── Information provided

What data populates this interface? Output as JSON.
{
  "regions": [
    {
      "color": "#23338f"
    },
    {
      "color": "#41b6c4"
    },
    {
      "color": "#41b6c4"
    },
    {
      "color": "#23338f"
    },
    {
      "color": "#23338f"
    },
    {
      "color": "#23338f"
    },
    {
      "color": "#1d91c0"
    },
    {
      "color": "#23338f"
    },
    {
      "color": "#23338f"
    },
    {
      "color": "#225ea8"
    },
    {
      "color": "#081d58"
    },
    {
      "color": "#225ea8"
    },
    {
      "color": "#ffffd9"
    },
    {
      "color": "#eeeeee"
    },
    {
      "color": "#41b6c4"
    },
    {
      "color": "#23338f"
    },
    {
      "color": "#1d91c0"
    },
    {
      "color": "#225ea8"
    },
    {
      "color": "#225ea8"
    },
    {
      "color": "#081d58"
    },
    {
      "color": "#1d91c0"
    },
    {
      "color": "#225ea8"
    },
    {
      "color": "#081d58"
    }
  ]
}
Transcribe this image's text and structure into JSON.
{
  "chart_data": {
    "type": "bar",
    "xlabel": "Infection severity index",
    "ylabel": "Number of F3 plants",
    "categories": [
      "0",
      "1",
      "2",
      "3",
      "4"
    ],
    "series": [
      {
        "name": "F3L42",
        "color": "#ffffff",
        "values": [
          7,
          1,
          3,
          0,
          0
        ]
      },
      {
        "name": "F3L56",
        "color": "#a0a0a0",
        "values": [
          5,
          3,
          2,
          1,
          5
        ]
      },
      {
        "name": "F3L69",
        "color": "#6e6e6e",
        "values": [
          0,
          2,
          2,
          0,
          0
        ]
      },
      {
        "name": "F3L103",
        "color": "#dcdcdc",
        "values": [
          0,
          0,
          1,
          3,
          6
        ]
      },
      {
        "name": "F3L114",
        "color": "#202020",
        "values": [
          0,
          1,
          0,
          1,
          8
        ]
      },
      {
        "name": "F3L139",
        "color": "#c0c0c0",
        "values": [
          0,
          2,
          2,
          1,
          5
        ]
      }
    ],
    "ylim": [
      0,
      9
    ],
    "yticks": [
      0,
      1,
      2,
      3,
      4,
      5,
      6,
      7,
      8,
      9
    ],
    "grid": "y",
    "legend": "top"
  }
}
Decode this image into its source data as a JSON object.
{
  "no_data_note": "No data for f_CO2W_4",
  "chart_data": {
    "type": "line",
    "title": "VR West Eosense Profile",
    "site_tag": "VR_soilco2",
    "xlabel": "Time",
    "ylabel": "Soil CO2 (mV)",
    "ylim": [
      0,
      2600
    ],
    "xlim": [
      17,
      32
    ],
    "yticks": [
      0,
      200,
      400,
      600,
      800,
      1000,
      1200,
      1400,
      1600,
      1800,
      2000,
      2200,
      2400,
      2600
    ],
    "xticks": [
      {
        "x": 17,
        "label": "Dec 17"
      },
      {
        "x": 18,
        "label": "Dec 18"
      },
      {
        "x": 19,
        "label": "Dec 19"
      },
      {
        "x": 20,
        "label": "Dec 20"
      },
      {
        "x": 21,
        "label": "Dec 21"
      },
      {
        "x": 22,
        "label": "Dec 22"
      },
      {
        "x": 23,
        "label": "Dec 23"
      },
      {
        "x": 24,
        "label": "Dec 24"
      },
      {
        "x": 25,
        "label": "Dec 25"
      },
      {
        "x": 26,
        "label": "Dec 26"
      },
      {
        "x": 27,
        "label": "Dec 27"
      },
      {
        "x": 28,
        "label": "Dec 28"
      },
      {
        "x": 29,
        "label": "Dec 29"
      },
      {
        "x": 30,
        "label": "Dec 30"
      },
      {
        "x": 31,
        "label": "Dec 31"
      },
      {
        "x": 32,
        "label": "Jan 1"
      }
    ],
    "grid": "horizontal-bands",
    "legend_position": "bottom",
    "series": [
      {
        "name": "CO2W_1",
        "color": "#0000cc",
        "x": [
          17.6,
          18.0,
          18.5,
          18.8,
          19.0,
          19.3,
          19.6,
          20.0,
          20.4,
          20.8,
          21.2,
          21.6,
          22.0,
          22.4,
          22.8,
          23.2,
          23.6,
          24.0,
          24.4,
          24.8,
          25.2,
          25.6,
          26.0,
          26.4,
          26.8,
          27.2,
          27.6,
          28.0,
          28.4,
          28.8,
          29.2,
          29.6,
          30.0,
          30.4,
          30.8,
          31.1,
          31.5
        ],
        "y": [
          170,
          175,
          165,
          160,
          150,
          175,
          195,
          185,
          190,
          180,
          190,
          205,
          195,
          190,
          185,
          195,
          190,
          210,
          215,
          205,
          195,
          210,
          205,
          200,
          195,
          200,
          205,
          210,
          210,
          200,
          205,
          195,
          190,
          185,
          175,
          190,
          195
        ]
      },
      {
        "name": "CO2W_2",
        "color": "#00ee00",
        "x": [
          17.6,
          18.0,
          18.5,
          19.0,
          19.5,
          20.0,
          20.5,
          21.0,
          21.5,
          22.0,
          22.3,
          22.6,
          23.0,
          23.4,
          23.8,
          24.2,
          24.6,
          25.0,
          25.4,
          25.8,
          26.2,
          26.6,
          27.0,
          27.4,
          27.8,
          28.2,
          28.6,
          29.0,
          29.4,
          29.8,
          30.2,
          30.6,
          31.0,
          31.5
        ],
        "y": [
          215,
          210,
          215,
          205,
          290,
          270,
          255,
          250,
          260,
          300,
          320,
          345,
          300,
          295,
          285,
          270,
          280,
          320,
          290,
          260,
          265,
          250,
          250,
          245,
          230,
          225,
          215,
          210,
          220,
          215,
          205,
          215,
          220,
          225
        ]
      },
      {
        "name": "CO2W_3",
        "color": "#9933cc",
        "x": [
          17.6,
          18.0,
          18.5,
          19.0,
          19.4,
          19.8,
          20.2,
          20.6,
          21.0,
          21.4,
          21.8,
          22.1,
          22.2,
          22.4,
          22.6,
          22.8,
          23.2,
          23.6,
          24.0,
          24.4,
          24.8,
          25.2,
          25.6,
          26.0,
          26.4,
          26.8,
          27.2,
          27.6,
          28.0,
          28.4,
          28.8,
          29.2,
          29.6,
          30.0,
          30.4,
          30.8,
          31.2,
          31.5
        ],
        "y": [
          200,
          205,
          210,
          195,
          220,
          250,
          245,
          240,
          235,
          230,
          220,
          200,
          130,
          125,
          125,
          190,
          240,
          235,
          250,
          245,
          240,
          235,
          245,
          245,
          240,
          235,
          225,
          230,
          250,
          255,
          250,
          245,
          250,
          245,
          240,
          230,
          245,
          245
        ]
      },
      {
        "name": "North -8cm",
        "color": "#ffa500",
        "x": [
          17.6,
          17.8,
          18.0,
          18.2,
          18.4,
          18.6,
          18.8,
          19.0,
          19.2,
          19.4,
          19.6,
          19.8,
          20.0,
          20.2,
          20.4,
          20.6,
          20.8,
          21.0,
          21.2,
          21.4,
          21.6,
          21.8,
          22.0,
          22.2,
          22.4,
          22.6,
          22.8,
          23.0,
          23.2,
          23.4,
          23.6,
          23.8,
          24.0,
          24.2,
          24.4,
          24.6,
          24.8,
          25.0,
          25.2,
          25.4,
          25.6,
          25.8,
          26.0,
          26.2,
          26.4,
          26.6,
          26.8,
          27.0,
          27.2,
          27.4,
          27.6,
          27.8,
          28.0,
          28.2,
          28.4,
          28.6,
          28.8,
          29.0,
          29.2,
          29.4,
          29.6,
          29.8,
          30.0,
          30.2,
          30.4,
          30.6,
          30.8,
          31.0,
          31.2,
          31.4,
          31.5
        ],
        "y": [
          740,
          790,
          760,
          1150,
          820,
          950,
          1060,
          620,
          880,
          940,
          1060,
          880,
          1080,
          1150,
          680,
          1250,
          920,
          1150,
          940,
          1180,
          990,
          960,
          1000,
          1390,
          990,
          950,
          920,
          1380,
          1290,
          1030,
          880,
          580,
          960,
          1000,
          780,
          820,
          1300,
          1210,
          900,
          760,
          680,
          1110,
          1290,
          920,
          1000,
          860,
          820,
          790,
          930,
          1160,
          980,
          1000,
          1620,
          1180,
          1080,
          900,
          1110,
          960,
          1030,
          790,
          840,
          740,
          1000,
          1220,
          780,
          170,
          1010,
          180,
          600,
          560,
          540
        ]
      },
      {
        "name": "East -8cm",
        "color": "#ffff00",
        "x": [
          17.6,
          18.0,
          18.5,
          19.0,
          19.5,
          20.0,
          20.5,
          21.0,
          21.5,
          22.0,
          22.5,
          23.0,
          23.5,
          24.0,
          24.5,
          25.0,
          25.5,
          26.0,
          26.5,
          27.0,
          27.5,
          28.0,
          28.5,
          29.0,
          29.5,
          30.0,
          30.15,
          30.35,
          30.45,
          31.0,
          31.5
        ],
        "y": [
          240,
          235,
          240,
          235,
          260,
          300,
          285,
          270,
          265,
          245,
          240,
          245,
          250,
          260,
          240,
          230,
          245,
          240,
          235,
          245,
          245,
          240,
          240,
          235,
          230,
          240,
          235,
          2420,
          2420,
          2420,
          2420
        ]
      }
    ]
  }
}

────

§ To do
Search the lines above for the string "name" and copy each line that has it.

§ Right answer
        "name": "F3L42",
        "name": "F3L56",
        "name": "F3L69",
        "name": "F3L103",
        "name": "F3L114",
        "name": "F3L139",
        "name": "CO2W_1",
        "name": "CO2W_2",
        "name": "CO2W_3",
        "name": "North -8cm",
        "name": "East -8cm",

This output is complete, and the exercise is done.